§ Records for this task
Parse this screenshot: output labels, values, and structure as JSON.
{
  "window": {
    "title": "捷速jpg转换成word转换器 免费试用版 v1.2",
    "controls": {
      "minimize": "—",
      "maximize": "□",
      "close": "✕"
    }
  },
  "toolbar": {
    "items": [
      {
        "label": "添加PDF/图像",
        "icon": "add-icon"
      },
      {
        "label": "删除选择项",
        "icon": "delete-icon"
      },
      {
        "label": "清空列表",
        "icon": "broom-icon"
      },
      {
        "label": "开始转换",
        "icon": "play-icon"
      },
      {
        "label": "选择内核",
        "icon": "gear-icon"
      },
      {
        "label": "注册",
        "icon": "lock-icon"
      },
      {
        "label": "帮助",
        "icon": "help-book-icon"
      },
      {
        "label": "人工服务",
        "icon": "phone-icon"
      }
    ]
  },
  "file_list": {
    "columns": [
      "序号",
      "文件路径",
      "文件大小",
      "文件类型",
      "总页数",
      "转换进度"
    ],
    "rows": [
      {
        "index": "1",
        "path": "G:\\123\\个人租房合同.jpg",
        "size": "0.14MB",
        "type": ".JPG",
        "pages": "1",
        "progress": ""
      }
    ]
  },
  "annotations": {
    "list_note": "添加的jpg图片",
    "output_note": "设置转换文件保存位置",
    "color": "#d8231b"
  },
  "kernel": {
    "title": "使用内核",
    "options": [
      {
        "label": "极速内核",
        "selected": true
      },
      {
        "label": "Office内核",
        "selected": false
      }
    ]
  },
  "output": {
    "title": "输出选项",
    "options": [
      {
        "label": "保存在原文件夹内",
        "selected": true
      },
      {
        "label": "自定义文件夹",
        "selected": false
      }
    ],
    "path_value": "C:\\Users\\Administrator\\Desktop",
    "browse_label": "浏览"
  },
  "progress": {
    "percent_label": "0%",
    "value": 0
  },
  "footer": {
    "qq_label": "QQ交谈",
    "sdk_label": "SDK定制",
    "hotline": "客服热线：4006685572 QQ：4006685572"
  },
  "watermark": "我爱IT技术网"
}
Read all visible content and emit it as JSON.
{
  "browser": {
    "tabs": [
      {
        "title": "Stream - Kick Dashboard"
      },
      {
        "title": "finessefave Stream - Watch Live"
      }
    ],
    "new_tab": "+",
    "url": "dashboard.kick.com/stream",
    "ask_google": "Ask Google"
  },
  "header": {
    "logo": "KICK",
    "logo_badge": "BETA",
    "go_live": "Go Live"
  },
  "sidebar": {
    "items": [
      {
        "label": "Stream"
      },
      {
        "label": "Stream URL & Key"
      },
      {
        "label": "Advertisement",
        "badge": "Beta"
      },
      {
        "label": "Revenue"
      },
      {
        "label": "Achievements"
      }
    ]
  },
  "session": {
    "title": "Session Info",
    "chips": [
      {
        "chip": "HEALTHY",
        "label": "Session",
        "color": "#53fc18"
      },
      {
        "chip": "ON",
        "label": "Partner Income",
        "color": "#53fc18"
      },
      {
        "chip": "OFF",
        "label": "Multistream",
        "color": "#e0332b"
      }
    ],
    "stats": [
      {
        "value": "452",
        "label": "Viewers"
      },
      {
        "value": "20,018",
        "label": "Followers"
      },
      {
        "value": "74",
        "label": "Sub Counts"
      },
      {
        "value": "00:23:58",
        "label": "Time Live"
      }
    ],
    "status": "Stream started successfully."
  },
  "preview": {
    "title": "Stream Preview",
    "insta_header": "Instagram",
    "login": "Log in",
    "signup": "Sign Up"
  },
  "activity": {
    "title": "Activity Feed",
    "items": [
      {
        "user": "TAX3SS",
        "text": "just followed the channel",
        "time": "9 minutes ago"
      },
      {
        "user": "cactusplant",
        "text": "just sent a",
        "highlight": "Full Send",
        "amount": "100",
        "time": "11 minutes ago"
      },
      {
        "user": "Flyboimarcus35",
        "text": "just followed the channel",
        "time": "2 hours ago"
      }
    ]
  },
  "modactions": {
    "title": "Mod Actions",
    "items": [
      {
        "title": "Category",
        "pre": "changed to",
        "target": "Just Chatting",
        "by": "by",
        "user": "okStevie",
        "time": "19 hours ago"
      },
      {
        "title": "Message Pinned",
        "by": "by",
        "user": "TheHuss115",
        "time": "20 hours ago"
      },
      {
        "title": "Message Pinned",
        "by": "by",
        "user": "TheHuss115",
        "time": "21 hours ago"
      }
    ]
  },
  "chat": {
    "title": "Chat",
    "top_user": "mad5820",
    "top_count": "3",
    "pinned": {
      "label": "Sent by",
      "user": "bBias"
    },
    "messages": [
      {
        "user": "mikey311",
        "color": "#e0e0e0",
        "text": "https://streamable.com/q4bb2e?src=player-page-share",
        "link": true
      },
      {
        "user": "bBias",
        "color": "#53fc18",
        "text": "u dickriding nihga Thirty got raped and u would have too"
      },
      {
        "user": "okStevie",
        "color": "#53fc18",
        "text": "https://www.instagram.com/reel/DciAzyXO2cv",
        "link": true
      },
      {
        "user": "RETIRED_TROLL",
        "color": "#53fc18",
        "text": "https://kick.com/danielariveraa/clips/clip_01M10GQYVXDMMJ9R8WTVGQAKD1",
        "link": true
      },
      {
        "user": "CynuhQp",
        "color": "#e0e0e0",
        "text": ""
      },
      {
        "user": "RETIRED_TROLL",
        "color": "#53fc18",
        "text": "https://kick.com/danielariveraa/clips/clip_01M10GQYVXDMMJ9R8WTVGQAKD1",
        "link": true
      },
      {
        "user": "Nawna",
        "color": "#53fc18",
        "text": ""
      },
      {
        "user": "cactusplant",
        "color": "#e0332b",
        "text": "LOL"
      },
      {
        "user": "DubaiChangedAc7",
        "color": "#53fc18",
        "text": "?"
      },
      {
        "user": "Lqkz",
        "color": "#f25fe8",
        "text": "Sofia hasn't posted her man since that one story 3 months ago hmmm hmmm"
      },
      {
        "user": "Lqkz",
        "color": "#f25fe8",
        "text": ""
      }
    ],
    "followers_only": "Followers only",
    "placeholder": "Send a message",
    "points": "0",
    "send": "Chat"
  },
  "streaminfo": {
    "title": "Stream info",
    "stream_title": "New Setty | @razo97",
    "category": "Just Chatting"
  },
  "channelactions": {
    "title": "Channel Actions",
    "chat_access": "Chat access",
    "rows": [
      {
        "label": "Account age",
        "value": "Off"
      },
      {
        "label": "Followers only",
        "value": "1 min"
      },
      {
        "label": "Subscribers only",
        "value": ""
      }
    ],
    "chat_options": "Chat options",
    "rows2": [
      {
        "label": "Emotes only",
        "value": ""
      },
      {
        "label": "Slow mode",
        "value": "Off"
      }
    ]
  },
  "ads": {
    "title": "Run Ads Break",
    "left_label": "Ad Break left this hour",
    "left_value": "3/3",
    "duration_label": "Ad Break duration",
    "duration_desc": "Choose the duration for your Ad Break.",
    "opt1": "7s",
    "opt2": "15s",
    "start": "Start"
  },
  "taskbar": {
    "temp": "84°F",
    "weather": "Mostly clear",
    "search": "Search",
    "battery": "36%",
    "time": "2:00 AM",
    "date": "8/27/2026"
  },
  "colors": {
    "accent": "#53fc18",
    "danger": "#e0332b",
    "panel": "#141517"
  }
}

§ Exercise instructions
In the entries above, find each line with the word "only" and copy it.

§ Result of this exercise
    "followers_only": "Followers only",
        "label": "Followers only",
        "label": "Subscribers only",
        "label": "Emotes only",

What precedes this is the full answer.